## WHAT TO PRODUCE:
Write out the data again exactly, skipping every picture.

## DATA SHOWN:
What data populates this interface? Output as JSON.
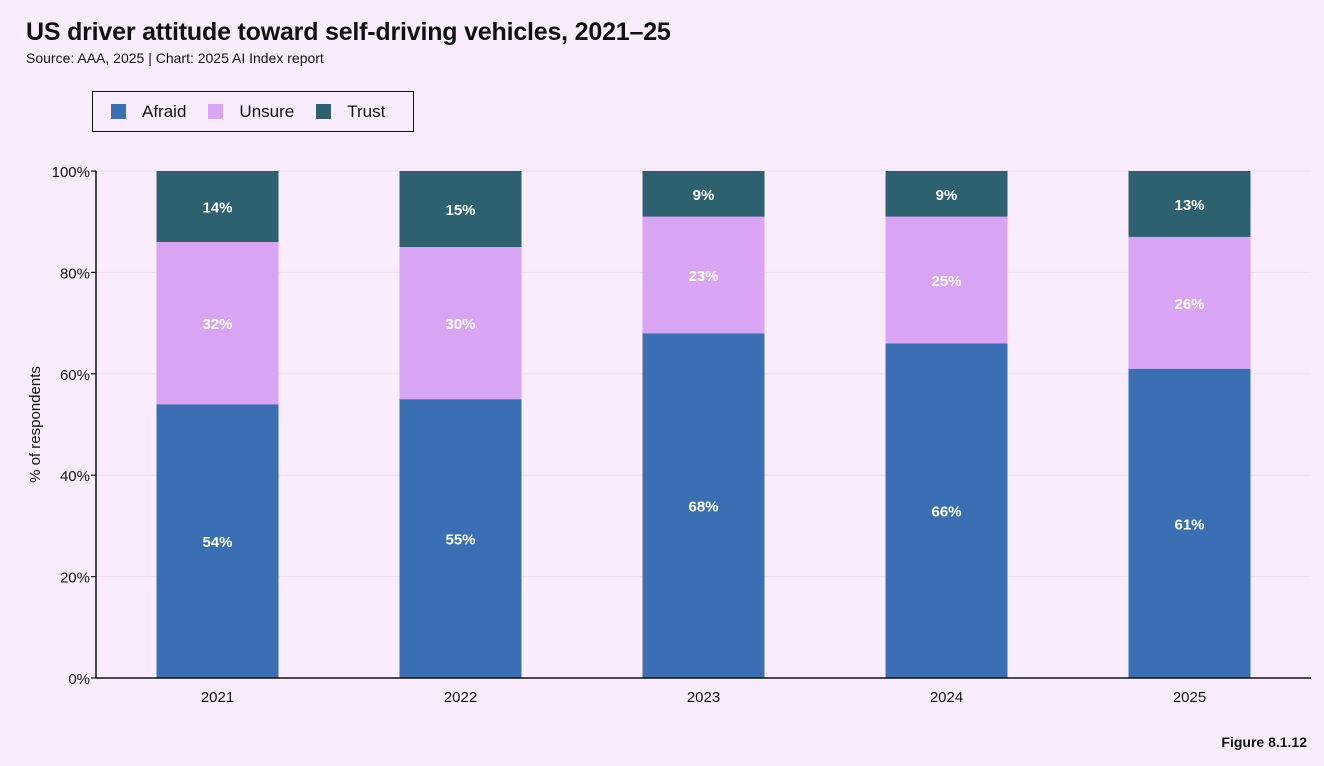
{
  "title": "US driver attitude toward self-driving vehicles, 2021–25",
  "subtitle": "Source: AAA, 2025 | Chart: 2025 AI Index report",
  "figure_label": "Figure 8.1.12",
  "colors": {
    "afraid": "#3a6fb4",
    "unsure": "#daa4f5",
    "trust": "#2d6170",
    "background": "#f9edfd",
    "grid": "#f0dbf5",
    "axis": "#111111"
  },
  "legend": [
    {
      "label": "Afraid",
      "color": "#3a6fb4"
    },
    {
      "label": "Unsure",
      "color": "#daa4f5"
    },
    {
      "label": "Trust",
      "color": "#2d6170"
    }
  ],
  "chart_data": {
    "type": "bar",
    "stacked": true,
    "categories": [
      "2021",
      "2022",
      "2023",
      "2024",
      "2025"
    ],
    "series": [
      {
        "name": "Afraid",
        "values": [
          54,
          55,
          68,
          66,
          61
        ],
        "labels": [
          "54%",
          "55%",
          "68%",
          "66%",
          "61%"
        ]
      },
      {
        "name": "Unsure",
        "values": [
          32,
          30,
          23,
          25,
          26
        ],
        "labels": [
          "32%",
          "30%",
          "23%",
          "25%",
          "26%"
        ]
      },
      {
        "name": "Trust",
        "values": [
          14,
          15,
          9,
          9,
          13
        ],
        "labels": [
          "14%",
          "15%",
          "9%",
          "9%",
          "13%"
        ]
      }
    ],
    "xlabel": "",
    "ylabel": "% of respondents",
    "ylim": [
      0,
      100
    ],
    "yticks": [
      0,
      20,
      40,
      60,
      80,
      100
    ],
    "ytick_labels": [
      "0%",
      "20%",
      "40%",
      "60%",
      "80%",
      "100%"
    ],
    "grid": true,
    "legend_position": "top-left"
  }
}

## ANSWER TO THIS PROBLEM:
What data populates this interface? Output as JSON.
{
  "title": "US driver attitude toward self-driving vehicles, 2021–25",
  "subtitle": "Source: AAA, 2025 | Chart: 2025 AI Index report",
  "figure_label": "Figure 8.1.12",
  "colors": {
    "afraid": "#3a6fb4",
    "unsure": "#daa4f5",
    "trust": "#2d6170",
    "background": "#f9edfd",
    "grid": "#f0dbf5",
    "axis": "#111111"
  },
  "legend": [
    {
      "label": "Afraid",
      "color": "#3a6fb4"
    },
    {
      "label": "Unsure",
      "color": "#daa4f5"
    },
    {
      "label": "Trust",
      "color": "#2d6170"
    }
  ],
  "chart_data": {
    "type": "bar",
    "stacked": true,
    "categories": [
      "2021",
      "2022",
      "2023",
      "2024",
      "2025"
    ],
    "series": [
      {
        "name": "Afraid",
        "values": [
          54,
          55,
          68,
          66,
          61
        ],
        "labels": [
          "54%",
          "55%",
          "68%",
          "66%",
          "61%"
        ]
      },
      {
        "name": "Unsure",
        "values": [
          32,
          30,
          23,
          25,
          26
        ],
        "labels": [
          "32%",
          "30%",
          "23%",
          "25%",
          "26%"
        ]
      },
      {
        "name": "Trust",
        "values": [
          14,
          15,
          9,
          9,
          13
        ],
        "labels": [
          "14%",
          "15%",
          "9%",
          "9%",
          "13%"
        ]
      }
    ],
    "xlabel": "",
    "ylabel": "% of respondents",
    "ylim": [
      0,
      100
    ],
    "yticks": [
      0,
      20,
      40,
      60,
      80,
      100
    ],
    "ytick_labels": [
      "0%",
      "20%",
      "40%",
      "60%",
      "80%",
      "100%"
    ],
    "grid": true,
    "legend_position": "top-left"
  }
}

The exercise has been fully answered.